Given task: Your reply should be one number: the count of lines holding the word "Menos".

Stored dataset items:
□ □ □ □ □

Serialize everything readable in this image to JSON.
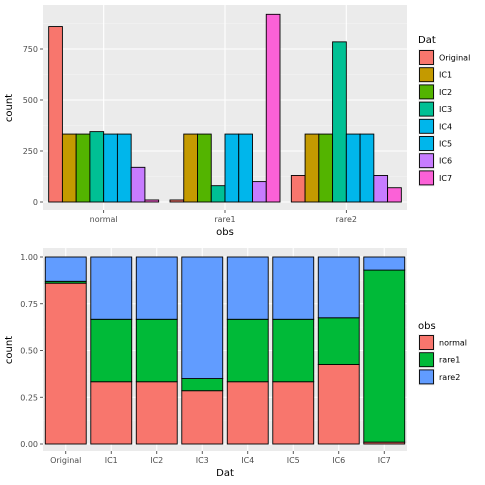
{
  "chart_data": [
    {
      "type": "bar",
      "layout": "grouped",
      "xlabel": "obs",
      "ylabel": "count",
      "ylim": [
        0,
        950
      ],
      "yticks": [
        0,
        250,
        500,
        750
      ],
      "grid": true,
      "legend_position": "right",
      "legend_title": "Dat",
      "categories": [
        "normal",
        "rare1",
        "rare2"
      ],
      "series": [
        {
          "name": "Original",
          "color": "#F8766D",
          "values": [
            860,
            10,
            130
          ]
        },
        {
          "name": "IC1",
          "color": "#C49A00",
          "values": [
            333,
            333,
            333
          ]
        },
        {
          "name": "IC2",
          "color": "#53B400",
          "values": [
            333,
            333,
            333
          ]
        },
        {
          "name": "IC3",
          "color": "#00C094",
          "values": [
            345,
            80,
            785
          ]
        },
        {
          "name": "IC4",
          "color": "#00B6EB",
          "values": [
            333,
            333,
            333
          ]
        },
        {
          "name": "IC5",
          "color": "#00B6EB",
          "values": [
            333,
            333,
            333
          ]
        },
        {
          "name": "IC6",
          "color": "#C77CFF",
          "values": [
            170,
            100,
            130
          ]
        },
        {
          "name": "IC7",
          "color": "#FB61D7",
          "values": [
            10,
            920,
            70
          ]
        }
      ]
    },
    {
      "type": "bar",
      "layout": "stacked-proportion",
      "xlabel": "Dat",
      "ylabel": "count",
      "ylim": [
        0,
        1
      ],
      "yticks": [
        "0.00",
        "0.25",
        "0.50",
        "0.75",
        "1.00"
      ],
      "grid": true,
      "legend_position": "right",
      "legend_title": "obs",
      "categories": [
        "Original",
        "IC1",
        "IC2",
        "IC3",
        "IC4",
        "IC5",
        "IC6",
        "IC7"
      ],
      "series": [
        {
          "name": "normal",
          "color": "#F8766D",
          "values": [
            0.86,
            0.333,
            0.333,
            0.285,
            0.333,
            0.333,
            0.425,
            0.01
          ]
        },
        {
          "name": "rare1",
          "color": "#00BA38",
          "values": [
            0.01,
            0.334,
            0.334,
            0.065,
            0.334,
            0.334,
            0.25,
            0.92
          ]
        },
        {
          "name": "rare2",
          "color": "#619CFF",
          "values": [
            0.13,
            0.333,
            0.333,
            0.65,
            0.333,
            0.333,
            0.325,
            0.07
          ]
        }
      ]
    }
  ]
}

□ □ □ □ □

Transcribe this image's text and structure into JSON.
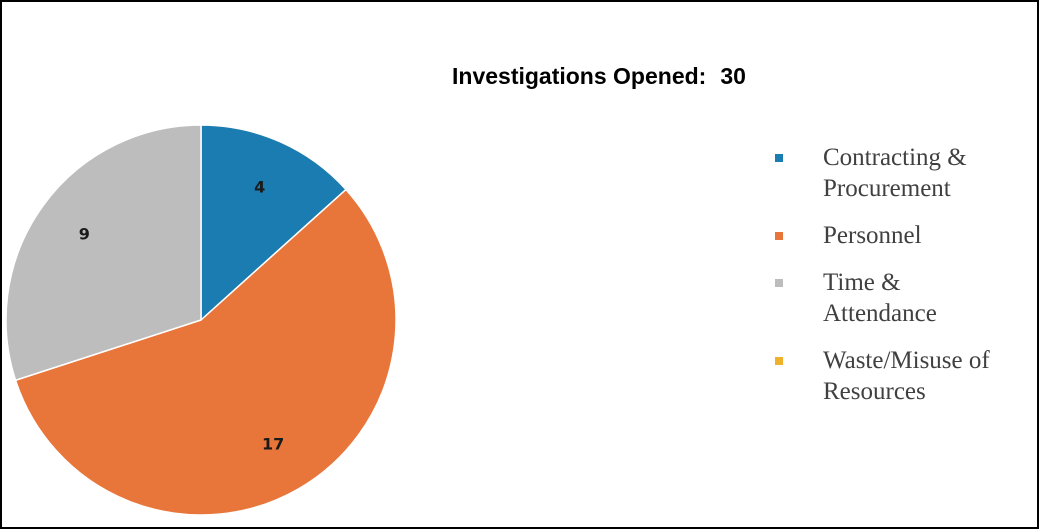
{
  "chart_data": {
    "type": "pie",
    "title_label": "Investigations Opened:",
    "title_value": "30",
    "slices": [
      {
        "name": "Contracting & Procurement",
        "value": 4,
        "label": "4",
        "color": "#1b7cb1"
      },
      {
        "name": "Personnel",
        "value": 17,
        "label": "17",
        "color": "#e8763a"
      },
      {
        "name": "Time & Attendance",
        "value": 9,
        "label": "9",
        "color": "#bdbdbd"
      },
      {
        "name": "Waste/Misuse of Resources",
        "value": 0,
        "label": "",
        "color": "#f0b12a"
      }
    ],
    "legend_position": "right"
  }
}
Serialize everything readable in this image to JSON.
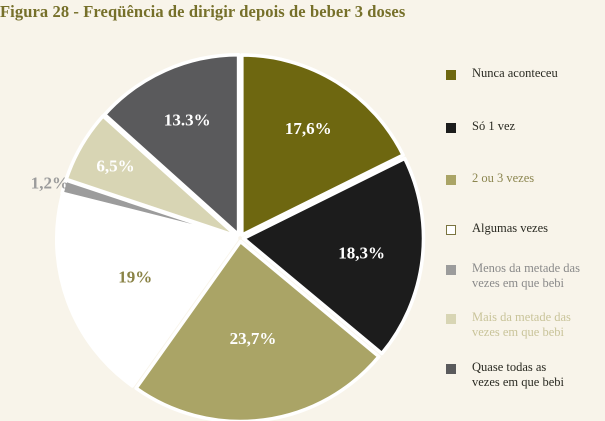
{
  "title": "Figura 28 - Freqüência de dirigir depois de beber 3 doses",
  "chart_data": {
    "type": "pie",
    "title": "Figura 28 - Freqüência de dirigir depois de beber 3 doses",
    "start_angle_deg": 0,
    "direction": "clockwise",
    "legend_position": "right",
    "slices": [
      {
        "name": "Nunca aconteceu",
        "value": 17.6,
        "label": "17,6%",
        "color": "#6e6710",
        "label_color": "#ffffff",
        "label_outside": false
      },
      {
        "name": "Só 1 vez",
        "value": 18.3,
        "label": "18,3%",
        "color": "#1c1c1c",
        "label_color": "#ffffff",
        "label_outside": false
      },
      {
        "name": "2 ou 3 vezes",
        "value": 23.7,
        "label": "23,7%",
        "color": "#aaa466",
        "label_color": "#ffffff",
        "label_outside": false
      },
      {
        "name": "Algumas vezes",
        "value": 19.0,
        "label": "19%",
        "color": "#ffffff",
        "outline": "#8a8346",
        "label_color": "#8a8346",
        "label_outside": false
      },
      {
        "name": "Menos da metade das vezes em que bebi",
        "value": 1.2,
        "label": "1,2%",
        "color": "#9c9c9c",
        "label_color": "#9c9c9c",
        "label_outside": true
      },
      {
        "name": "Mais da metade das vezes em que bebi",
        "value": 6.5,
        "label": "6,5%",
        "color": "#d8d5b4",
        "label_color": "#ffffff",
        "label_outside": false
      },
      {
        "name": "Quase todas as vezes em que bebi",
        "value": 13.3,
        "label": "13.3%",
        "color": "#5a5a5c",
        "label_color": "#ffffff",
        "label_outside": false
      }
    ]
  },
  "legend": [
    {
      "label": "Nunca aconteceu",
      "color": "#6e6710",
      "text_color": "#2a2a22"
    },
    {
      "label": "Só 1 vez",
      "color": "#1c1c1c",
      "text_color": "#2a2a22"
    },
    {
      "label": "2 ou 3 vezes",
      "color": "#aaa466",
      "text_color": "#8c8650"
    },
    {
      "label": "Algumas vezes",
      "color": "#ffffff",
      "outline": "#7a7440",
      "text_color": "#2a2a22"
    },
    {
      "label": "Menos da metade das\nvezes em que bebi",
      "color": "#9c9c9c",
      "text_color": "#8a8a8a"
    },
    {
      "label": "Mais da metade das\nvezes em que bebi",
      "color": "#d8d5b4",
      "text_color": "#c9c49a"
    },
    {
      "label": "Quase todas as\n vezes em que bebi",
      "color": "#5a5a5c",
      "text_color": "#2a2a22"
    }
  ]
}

□ □ □ □ □

The answer: 2